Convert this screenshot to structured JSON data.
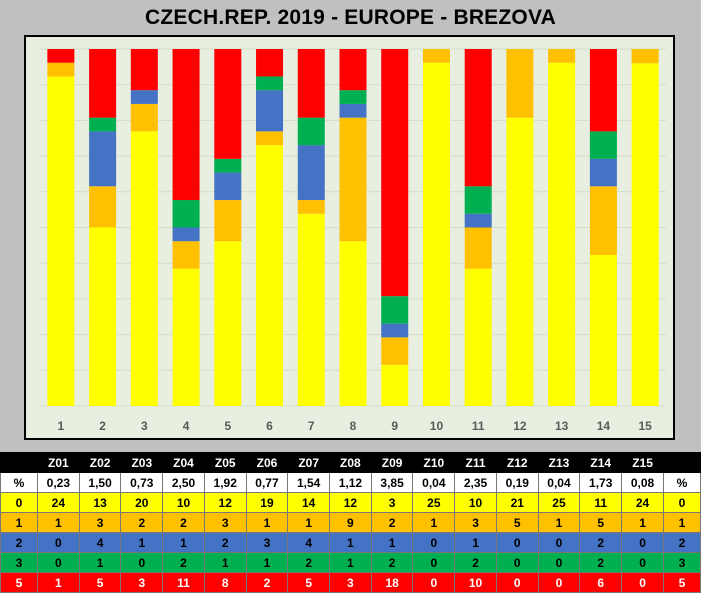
{
  "chart_data": {
    "type": "bar",
    "stacked": true,
    "title": "CZECH.REP. 2019 - EUROPE - BREZOVA",
    "categories": [
      "1",
      "2",
      "3",
      "4",
      "5",
      "6",
      "7",
      "8",
      "9",
      "10",
      "11",
      "12",
      "13",
      "14",
      "15"
    ],
    "series": [
      {
        "level": "0",
        "color": "#ffff00",
        "values": [
          24,
          13,
          20,
          10,
          12,
          19,
          14,
          12,
          3,
          25,
          10,
          21,
          25,
          11,
          24
        ]
      },
      {
        "level": "1",
        "color": "#ffc000",
        "values": [
          1,
          3,
          2,
          2,
          3,
          1,
          1,
          9,
          2,
          1,
          3,
          5,
          1,
          5,
          1
        ]
      },
      {
        "level": "2",
        "color": "#4472c4",
        "values": [
          0,
          4,
          1,
          1,
          2,
          3,
          4,
          1,
          1,
          0,
          1,
          0,
          0,
          2,
          0
        ]
      },
      {
        "level": "3",
        "color": "#00b050",
        "values": [
          0,
          1,
          0,
          2,
          1,
          1,
          2,
          1,
          2,
          0,
          2,
          0,
          0,
          2,
          0
        ]
      },
      {
        "level": "5",
        "color": "#ff0000",
        "values": [
          1,
          5,
          3,
          11,
          8,
          2,
          5,
          3,
          18,
          0,
          10,
          0,
          0,
          6,
          0
        ]
      }
    ],
    "grid": true,
    "legend": "none"
  },
  "table": {
    "codes": [
      "Z01",
      "Z02",
      "Z03",
      "Z04",
      "Z05",
      "Z06",
      "Z07",
      "Z08",
      "Z09",
      "Z10",
      "Z11",
      "Z12",
      "Z13",
      "Z14",
      "Z15"
    ],
    "pct_label": "%",
    "percent": [
      "0,23",
      "1,50",
      "0,73",
      "2,50",
      "1,92",
      "0,77",
      "1,54",
      "1,12",
      "3,85",
      "0,04",
      "2,35",
      "0,19",
      "0,04",
      "1,73",
      "0,08"
    ],
    "rows": [
      {
        "label": "0",
        "color": "#ffff00",
        "text_color": "#000000",
        "values": [
          "24",
          "13",
          "20",
          "10",
          "12",
          "19",
          "14",
          "12",
          "3",
          "25",
          "10",
          "21",
          "25",
          "11",
          "24"
        ]
      },
      {
        "label": "1",
        "color": "#ffc000",
        "text_color": "#000000",
        "values": [
          "1",
          "3",
          "2",
          "2",
          "3",
          "1",
          "1",
          "9",
          "2",
          "1",
          "3",
          "5",
          "1",
          "5",
          "1"
        ]
      },
      {
        "label": "2",
        "color": "#4472c4",
        "text_color": "#000000",
        "values": [
          "0",
          "4",
          "1",
          "1",
          "2",
          "3",
          "4",
          "1",
          "1",
          "0",
          "1",
          "0",
          "0",
          "2",
          "0"
        ]
      },
      {
        "label": "3",
        "color": "#00b050",
        "text_color": "#000000",
        "values": [
          "0",
          "1",
          "0",
          "2",
          "1",
          "1",
          "2",
          "1",
          "2",
          "0",
          "2",
          "0",
          "0",
          "2",
          "0"
        ]
      },
      {
        "label": "5",
        "color": "#ff0000",
        "text_color": "#ffffff",
        "values": [
          "1",
          "5",
          "3",
          "11",
          "8",
          "2",
          "5",
          "3",
          "18",
          "0",
          "10",
          "0",
          "0",
          "6",
          "0"
        ]
      }
    ]
  }
}
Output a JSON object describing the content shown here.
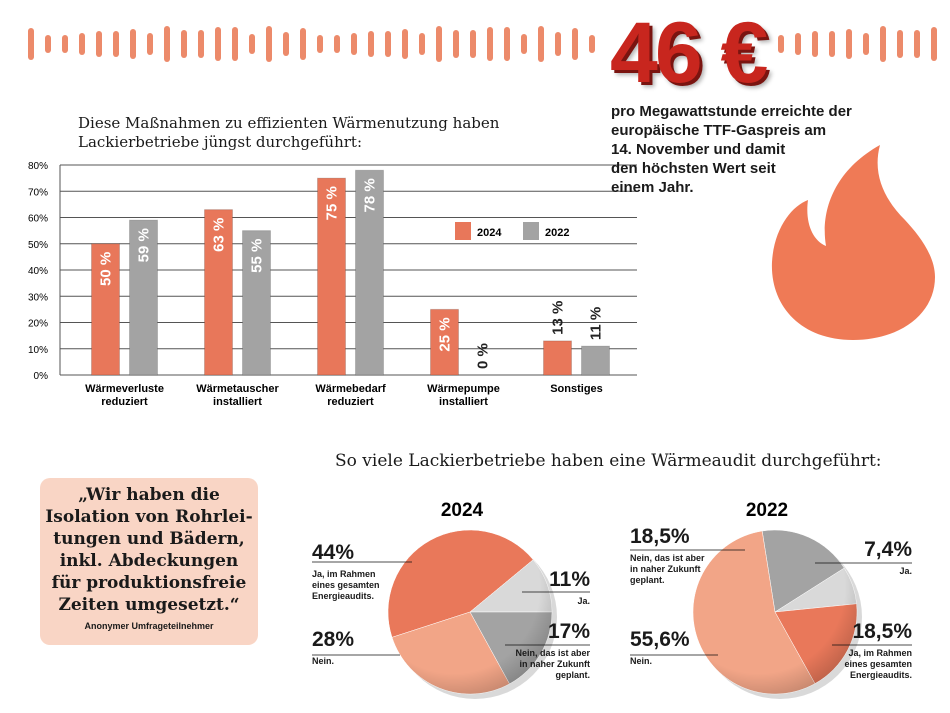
{
  "highlight": {
    "value": "46 €",
    "description": [
      "pro Megawattstunde erreichte der",
      "europäische TTF-Gaspreis am",
      "14. November und damit",
      "den höchsten Wert seit",
      "einem Jahr."
    ]
  },
  "quote": {
    "lines": [
      "„Wir haben die",
      "Isolation von Rohrlei-",
      "tungen und Bädern,",
      "inkl. Abdeckungen",
      "für produktionsfreie",
      "Zeiten umgesetzt.“"
    ],
    "attribution": "Anonymer Umfrageteilnehmer"
  },
  "pie_section_title": "So viele Lackierbetriebe haben eine Wärmeaudit durchgeführt:",
  "chart_data": [
    {
      "type": "bar",
      "title": "Diese Maßnahmen zu effizienten Wärmenutzung haben Lackierbetriebe jüngst durchgeführt:",
      "categories": [
        "Wärmeverluste reduziert",
        "Wärmetauscher installiert",
        "Wärmebedarf reduziert",
        "Wärmepumpe installiert",
        "Sonstiges"
      ],
      "series": [
        {
          "name": "2024",
          "color": "#e8775a",
          "values": [
            50,
            63,
            75,
            25,
            13
          ],
          "value_labels": [
            "50 %",
            "63 %",
            "75 %",
            "25 %",
            "13 %"
          ]
        },
        {
          "name": "2022",
          "color": "#a3a3a3",
          "values": [
            59,
            55,
            78,
            0,
            11
          ],
          "value_labels": [
            "59 %",
            "55 %",
            "78 %",
            "0 %",
            "11 %"
          ]
        }
      ],
      "ylim": [
        0,
        80
      ],
      "yticks": [
        {
          "value": 0,
          "label": "0%"
        },
        {
          "value": 10,
          "label": "10%"
        },
        {
          "value": 20,
          "label": "20%"
        },
        {
          "value": 30,
          "label": "30%"
        },
        {
          "value": 40,
          "label": "40%"
        },
        {
          "value": 50,
          "label": "50%"
        },
        {
          "value": 60,
          "label": "60%"
        },
        {
          "value": 70,
          "label": "70%"
        },
        {
          "value": 80,
          "label": "80%"
        }
      ],
      "grid": true
    },
    {
      "type": "pie",
      "title": "2024",
      "categories": [
        "Ja, im Rahmen eines gesamten Energieaudits.",
        "Ja.",
        "Nein, das ist aber in naher Zukunft geplant.",
        "Nein."
      ],
      "values": [
        44,
        11,
        17,
        28
      ],
      "value_labels": [
        "44%",
        "11%",
        "17%",
        "28%"
      ],
      "colors": [
        "#e9785a",
        "#d9d9d9",
        "#a3a3a3",
        "#f2a587"
      ]
    },
    {
      "type": "pie",
      "title": "2022",
      "categories": [
        "Nein, das ist aber in naher Zukunft geplant.",
        "Ja.",
        "Ja, im Rahmen eines gesamten Energieaudits.",
        "Nein."
      ],
      "values": [
        18.5,
        7.4,
        18.5,
        55.6
      ],
      "value_labels": [
        "18,5%",
        "7,4%",
        "18,5%",
        "55,6%"
      ],
      "colors": [
        "#a3a3a3",
        "#d9d9d9",
        "#e9785a",
        "#f2a587"
      ]
    }
  ]
}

- - - - -

> _What you should do_: Go through the listing above and write it out again exactly, dropping the pictures.

> _Response below_:
Convert this screenshot to structured JSON data.
{
  "chart_data": {
    "type": "bar",
    "stacked": true,
    "title": "CZECH.REP. 2019 - EUROPE - BREZOVA",
    "categories": [
      "1",
      "2",
      "3",
      "4",
      "5",
      "6",
      "7",
      "8",
      "9",
      "10",
      "11",
      "12",
      "13",
      "14",
      "15"
    ],
    "series": [
      {
        "level": "0",
        "color": "#ffff00",
        "values": [
          24,
          13,
          20,
          10,
          12,
          19,
          14,
          12,
          3,
          25,
          10,
          21,
          25,
          11,
          24
        ]
      },
      {
        "level": "1",
        "color": "#ffc000",
        "values": [
          1,
          3,
          2,
          2,
          3,
          1,
          1,
          9,
          2,
          1,
          3,
          5,
          1,
          5,
          1
        ]
      },
      {
        "level": "2",
        "color": "#4472c4",
        "values": [
          0,
          4,
          1,
          1,
          2,
          3,
          4,
          1,
          1,
          0,
          1,
          0,
          0,
          2,
          0
        ]
      },
      {
        "level": "3",
        "color": "#00b050",
        "values": [
          0,
          1,
          0,
          2,
          1,
          1,
          2,
          1,
          2,
          0,
          2,
          0,
          0,
          2,
          0
        ]
      },
      {
        "level": "5",
        "color": "#ff0000",
        "values": [
          1,
          5,
          3,
          11,
          8,
          2,
          5,
          3,
          18,
          0,
          10,
          0,
          0,
          6,
          0
        ]
      }
    ],
    "grid": true,
    "legend": "none"
  },
  "table": {
    "codes": [
      "Z01",
      "Z02",
      "Z03",
      "Z04",
      "Z05",
      "Z06",
      "Z07",
      "Z08",
      "Z09",
      "Z10",
      "Z11",
      "Z12",
      "Z13",
      "Z14",
      "Z15"
    ],
    "pct_label": "%",
    "percent": [
      "0,23",
      "1,50",
      "0,73",
      "2,50",
      "1,92",
      "0,77",
      "1,54",
      "1,12",
      "3,85",
      "0,04",
      "2,35",
      "0,19",
      "0,04",
      "1,73",
      "0,08"
    ],
    "rows": [
      {
        "label": "0",
        "color": "#ffff00",
        "text_color": "#000000",
        "values": [
          "24",
          "13",
          "20",
          "10",
          "12",
          "19",
          "14",
          "12",
          "3",
          "25",
          "10",
          "21",
          "25",
          "11",
          "24"
        ]
      },
      {
        "label": "1",
        "color": "#ffc000",
        "text_color": "#000000",
        "values": [
          "1",
          "3",
          "2",
          "2",
          "3",
          "1",
          "1",
          "9",
          "2",
          "1",
          "3",
          "5",
          "1",
          "5",
          "1"
        ]
      },
      {
        "label": "2",
        "color": "#4472c4",
        "text_color": "#000000",
        "values": [
          "0",
          "4",
          "1",
          "1",
          "2",
          "3",
          "4",
          "1",
          "1",
          "0",
          "1",
          "0",
          "0",
          "2",
          "0"
        ]
      },
      {
        "label": "3",
        "color": "#00b050",
        "text_color": "#000000",
        "values": [
          "0",
          "1",
          "0",
          "2",
          "1",
          "1",
          "2",
          "1",
          "2",
          "0",
          "2",
          "0",
          "0",
          "2",
          "0"
        ]
      },
      {
        "label": "5",
        "color": "#ff0000",
        "text_color": "#ffffff",
        "values": [
          "1",
          "5",
          "3",
          "11",
          "8",
          "2",
          "5",
          "3",
          "18",
          "0",
          "10",
          "0",
          "0",
          "6",
          "0"
        ]
      }
    ]
  }
}
Output a JSON object describing the content shown here.
{
  "highlight": {
    "value": "46 €",
    "description": [
      "pro Megawattstunde erreichte der",
      "europäische TTF-Gaspreis am",
      "14. November und damit",
      "den höchsten Wert seit",
      "einem Jahr."
    ]
  },
  "quote": {
    "lines": [
      "„Wir haben die",
      "Isolation von Rohrlei-",
      "tungen und Bädern,",
      "inkl. Abdeckungen",
      "für produktionsfreie",
      "Zeiten umgesetzt.“"
    ],
    "attribution": "Anonymer Umfrageteilnehmer"
  },
  "pie_section_title": "So viele Lackierbetriebe haben eine Wärmeaudit durchgeführt:",
  "chart_data": [
    {
      "type": "bar",
      "title": "Diese Maßnahmen zu effizienten Wärmenutzung haben Lackierbetriebe jüngst durchgeführt:",
      "categories": [
        "Wärmeverluste reduziert",
        "Wärmetauscher installiert",
        "Wärmebedarf reduziert",
        "Wärmepumpe installiert",
        "Sonstiges"
      ],
      "series": [
        {
          "name": "2024",
          "color": "#e8775a",
          "values": [
            50,
            63,
            75,
            25,
            13
          ],
          "value_labels": [
            "50 %",
            "63 %",
            "75 %",
            "25 %",
            "13 %"
          ]
        },
        {
          "name": "2022",
          "color": "#a3a3a3",
          "values": [
            59,
            55,
            78,
            0,
            11
          ],
          "value_labels": [
            "59 %",
            "55 %",
            "78 %",
            "0 %",
            "11 %"
          ]
        }
      ],
      "ylim": [
        0,
        80
      ],
      "yticks": [
        {
          "value": 0,
          "label": "0%"
        },
        {
          "value": 10,
          "label": "10%"
        },
        {
          "value": 20,
          "label": "20%"
        },
        {
          "value": 30,
          "label": "30%"
        },
        {
          "value": 40,
          "label": "40%"
        },
        {
          "value": 50,
          "label": "50%"
        },
        {
          "value": 60,
          "label": "60%"
        },
        {
          "value": 70,
          "label": "70%"
        },
        {
          "value": 80,
          "label": "80%"
        }
      ],
      "grid": true
    },
    {
      "type": "pie",
      "title": "2024",
      "categories": [
        "Ja, im Rahmen eines gesamten Energieaudits.",
        "Ja.",
        "Nein, das ist aber in naher Zukunft geplant.",
        "Nein."
      ],
      "values": [
        44,
        11,
        17,
        28
      ],
      "value_labels": [
        "44%",
        "11%",
        "17%",
        "28%"
      ],
      "colors": [
        "#e9785a",
        "#d9d9d9",
        "#a3a3a3",
        "#f2a587"
      ]
    },
    {
      "type": "pie",
      "title": "2022",
      "categories": [
        "Nein, das ist aber in naher Zukunft geplant.",
        "Ja.",
        "Ja, im Rahmen eines gesamten Energieaudits.",
        "Nein."
      ],
      "values": [
        18.5,
        7.4,
        18.5,
        55.6
      ],
      "value_labels": [
        "18,5%",
        "7,4%",
        "18,5%",
        "55,6%"
      ],
      "colors": [
        "#a3a3a3",
        "#d9d9d9",
        "#e9785a",
        "#f2a587"
      ]
    }
  ]
}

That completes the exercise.